DIRECTIONS FOR THIS TASK →
Pull each line containing "name" out of the data and copy it.

[Some records]
=======

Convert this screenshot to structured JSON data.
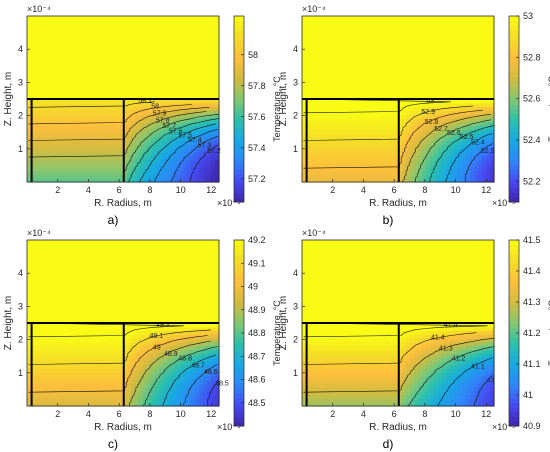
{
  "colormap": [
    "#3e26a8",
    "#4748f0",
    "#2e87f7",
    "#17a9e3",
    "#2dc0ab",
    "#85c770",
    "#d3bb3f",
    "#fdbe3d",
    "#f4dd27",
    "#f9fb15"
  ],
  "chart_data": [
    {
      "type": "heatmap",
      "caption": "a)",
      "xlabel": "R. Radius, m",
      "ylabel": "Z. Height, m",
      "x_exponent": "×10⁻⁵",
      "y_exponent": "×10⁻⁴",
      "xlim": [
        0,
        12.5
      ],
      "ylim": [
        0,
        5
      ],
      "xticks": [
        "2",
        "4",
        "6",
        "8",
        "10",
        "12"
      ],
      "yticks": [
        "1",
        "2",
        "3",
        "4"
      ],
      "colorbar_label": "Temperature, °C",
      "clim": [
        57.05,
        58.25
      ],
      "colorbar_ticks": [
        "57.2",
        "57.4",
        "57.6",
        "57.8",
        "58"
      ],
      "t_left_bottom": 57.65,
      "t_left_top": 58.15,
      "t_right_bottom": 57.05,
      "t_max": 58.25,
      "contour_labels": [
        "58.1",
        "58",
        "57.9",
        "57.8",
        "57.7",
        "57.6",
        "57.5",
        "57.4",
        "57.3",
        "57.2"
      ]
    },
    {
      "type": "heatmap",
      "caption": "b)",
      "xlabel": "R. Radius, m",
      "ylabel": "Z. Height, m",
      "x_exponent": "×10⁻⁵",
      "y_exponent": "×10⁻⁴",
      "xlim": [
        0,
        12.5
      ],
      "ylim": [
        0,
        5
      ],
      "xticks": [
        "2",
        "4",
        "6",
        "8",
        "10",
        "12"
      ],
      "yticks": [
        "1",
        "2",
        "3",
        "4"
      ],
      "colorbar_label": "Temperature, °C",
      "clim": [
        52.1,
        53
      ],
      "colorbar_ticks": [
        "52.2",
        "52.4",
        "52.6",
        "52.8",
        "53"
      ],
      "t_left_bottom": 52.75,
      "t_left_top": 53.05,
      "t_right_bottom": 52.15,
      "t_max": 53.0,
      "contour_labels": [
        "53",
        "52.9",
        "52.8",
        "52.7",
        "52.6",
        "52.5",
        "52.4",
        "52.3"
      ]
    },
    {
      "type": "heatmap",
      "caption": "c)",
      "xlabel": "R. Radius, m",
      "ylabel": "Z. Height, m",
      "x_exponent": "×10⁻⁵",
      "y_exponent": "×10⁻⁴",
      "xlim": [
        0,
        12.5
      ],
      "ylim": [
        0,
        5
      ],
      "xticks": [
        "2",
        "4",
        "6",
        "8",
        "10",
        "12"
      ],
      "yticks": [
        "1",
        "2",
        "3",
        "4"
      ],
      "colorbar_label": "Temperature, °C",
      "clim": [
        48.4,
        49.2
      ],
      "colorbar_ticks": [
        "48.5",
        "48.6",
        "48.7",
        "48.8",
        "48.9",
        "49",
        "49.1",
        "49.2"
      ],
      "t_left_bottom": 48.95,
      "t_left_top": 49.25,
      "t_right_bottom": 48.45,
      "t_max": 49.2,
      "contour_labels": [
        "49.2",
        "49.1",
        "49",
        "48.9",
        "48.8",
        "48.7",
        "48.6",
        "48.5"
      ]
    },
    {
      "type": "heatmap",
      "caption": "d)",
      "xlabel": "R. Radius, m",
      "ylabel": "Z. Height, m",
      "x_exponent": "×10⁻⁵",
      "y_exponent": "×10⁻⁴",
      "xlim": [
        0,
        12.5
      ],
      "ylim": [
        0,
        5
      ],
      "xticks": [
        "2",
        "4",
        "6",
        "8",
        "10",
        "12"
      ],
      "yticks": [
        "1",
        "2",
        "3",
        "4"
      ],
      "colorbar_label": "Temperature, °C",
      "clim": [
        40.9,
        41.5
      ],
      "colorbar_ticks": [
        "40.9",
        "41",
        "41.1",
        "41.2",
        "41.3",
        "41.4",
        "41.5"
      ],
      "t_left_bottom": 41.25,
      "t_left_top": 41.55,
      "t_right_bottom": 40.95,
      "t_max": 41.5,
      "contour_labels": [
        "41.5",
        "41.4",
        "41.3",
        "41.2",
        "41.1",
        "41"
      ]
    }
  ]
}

=======

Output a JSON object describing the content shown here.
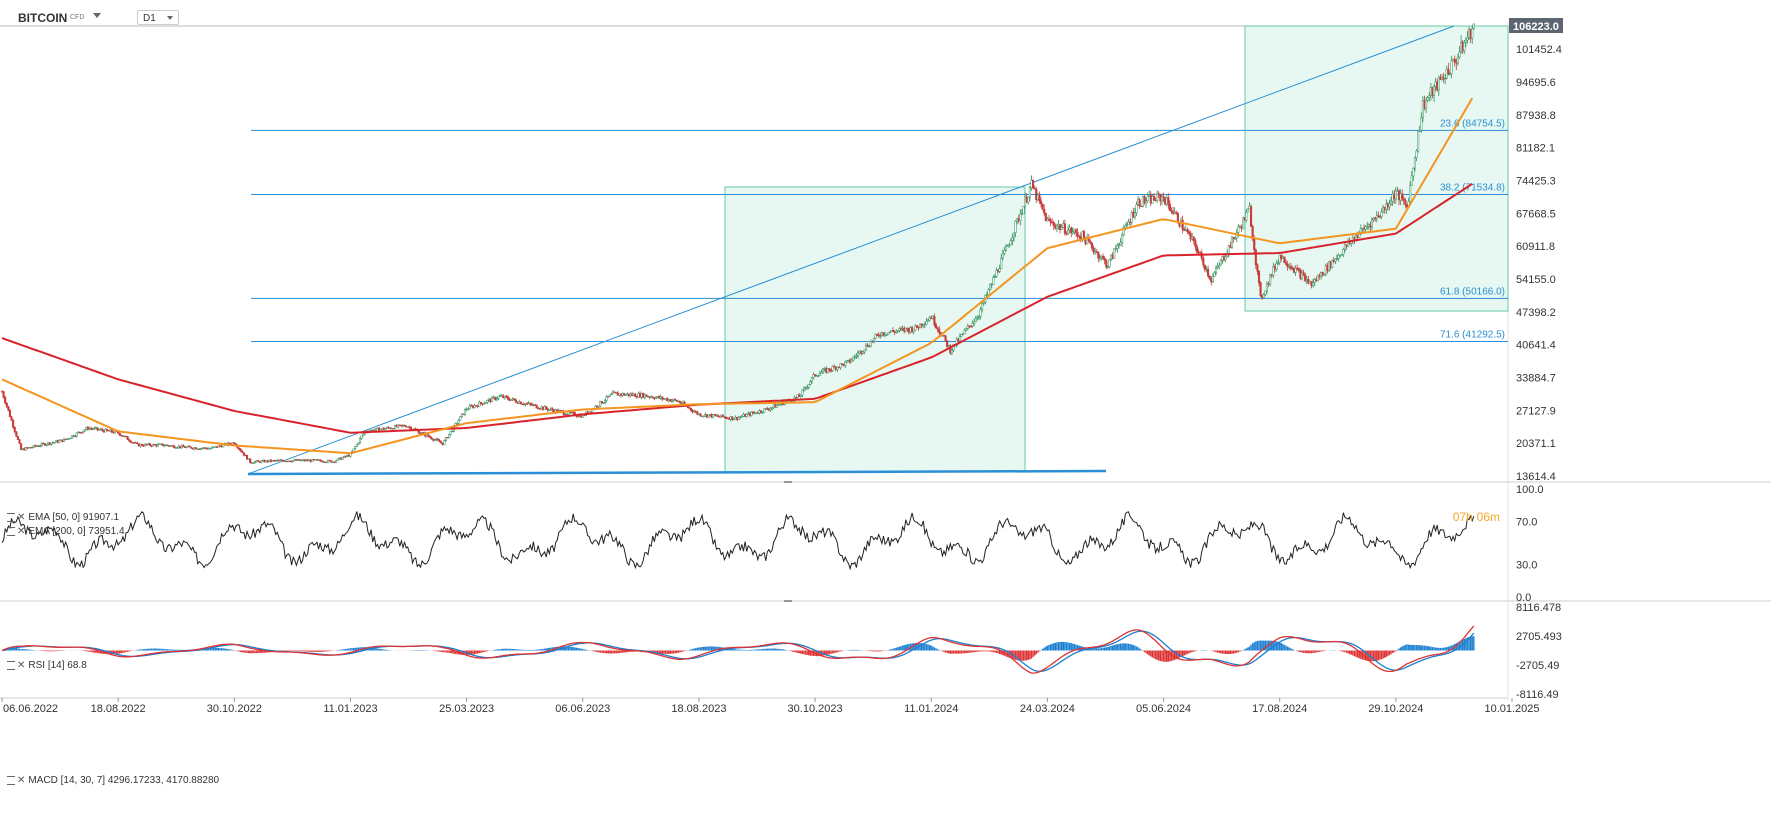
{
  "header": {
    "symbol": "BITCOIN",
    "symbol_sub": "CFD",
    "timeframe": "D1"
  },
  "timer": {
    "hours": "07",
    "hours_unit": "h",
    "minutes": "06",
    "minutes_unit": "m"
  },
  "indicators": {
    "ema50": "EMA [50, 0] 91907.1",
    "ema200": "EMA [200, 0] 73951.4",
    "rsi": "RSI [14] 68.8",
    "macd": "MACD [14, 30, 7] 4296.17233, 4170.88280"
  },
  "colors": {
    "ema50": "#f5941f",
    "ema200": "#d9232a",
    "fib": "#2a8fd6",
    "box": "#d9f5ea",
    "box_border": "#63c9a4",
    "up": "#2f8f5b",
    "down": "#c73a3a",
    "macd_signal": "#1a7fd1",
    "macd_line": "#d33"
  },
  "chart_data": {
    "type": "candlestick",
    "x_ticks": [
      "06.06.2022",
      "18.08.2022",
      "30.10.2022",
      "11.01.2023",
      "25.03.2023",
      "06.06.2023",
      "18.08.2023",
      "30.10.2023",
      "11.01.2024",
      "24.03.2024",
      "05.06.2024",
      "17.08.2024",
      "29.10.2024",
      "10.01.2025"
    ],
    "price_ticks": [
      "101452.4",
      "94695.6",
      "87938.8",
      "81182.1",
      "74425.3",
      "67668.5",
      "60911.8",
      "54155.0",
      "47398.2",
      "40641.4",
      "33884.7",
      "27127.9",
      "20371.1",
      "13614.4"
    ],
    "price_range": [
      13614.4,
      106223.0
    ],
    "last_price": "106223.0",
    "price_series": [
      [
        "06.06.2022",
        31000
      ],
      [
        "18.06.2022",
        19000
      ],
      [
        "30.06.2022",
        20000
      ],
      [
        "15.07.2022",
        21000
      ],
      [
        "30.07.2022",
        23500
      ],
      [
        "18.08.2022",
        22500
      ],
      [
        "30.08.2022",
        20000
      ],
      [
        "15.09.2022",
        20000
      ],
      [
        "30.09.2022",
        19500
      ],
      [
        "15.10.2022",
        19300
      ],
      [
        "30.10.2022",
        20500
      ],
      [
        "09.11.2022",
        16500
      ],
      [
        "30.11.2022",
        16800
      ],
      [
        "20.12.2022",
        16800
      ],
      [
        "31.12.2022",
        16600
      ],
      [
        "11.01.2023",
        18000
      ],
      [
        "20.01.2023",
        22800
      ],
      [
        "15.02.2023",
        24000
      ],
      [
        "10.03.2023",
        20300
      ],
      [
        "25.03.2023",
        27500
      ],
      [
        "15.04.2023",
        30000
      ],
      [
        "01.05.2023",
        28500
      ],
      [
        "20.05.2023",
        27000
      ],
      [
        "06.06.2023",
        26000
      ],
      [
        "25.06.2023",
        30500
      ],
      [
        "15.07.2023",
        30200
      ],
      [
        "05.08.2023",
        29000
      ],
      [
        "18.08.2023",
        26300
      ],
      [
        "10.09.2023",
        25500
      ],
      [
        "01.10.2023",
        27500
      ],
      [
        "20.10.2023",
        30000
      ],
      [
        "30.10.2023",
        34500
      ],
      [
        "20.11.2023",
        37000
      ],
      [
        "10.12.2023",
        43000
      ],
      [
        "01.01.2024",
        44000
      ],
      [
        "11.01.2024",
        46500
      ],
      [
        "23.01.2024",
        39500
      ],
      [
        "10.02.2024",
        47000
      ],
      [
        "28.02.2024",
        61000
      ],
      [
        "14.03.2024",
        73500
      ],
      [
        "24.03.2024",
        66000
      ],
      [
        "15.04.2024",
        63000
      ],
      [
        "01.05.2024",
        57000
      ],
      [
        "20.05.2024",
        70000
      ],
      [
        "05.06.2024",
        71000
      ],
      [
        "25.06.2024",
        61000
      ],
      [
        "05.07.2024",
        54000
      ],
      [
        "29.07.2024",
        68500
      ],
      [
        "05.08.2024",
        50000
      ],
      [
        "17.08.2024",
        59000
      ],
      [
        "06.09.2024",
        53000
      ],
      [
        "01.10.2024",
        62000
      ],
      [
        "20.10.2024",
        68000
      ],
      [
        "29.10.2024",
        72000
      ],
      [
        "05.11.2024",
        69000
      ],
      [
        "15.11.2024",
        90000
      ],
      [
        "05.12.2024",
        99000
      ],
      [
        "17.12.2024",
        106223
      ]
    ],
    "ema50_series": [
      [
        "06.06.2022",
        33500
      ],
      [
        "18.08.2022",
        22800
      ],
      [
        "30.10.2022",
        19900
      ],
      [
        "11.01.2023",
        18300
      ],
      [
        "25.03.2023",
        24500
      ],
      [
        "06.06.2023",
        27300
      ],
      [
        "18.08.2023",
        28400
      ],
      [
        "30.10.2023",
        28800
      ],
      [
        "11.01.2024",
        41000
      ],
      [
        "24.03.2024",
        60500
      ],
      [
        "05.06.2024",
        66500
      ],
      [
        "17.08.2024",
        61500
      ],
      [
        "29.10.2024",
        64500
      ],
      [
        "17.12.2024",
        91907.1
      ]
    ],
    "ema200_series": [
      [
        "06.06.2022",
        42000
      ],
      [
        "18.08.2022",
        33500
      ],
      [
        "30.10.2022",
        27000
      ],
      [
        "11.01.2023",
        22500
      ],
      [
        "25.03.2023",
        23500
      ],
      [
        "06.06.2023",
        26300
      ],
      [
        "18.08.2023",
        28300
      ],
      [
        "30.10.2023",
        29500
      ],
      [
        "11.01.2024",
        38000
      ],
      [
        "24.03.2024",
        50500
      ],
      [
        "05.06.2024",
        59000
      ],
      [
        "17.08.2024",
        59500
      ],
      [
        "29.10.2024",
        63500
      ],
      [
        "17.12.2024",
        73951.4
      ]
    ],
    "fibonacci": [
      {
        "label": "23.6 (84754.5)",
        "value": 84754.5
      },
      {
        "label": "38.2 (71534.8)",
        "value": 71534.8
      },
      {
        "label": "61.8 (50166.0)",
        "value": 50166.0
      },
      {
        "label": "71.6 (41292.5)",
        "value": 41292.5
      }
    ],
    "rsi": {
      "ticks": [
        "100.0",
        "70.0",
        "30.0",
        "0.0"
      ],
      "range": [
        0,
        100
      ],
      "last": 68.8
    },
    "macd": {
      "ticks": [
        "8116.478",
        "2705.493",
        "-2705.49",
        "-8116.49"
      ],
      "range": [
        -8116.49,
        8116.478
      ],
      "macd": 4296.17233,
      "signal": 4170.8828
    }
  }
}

=======

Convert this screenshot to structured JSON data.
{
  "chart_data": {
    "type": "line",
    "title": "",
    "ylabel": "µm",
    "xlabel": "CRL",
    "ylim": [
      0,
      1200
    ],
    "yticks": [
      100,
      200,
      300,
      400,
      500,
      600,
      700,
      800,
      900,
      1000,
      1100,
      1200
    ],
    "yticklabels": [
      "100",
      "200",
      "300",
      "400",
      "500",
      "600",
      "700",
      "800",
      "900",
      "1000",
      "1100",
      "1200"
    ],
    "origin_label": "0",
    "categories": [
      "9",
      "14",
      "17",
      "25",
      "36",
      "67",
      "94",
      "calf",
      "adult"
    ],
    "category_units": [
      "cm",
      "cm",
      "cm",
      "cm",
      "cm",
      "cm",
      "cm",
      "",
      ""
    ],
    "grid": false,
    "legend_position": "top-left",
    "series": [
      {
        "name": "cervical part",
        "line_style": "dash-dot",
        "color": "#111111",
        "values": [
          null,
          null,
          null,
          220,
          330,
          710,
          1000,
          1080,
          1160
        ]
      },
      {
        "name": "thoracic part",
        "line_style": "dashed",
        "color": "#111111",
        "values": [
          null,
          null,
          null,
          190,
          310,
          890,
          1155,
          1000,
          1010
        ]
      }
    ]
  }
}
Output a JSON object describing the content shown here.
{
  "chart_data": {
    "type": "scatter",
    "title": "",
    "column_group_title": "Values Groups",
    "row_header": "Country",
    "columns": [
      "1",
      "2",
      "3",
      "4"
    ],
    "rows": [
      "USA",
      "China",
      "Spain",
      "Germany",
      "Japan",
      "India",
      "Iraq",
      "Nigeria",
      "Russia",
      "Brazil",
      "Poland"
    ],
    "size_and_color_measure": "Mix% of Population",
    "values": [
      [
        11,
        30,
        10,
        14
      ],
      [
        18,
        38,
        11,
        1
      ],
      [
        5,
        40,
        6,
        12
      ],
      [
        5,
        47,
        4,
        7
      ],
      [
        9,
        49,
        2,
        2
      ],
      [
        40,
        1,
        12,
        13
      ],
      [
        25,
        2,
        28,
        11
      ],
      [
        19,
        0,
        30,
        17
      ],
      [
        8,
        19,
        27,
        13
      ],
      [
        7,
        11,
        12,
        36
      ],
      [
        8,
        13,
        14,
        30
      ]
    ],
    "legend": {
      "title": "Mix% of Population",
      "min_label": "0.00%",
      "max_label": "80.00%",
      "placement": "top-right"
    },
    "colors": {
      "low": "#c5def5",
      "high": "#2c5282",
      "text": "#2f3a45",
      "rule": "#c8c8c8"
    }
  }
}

=======

THE COMPLETED TASK →
        "name": "cervical part",
        "name": "thoracic part",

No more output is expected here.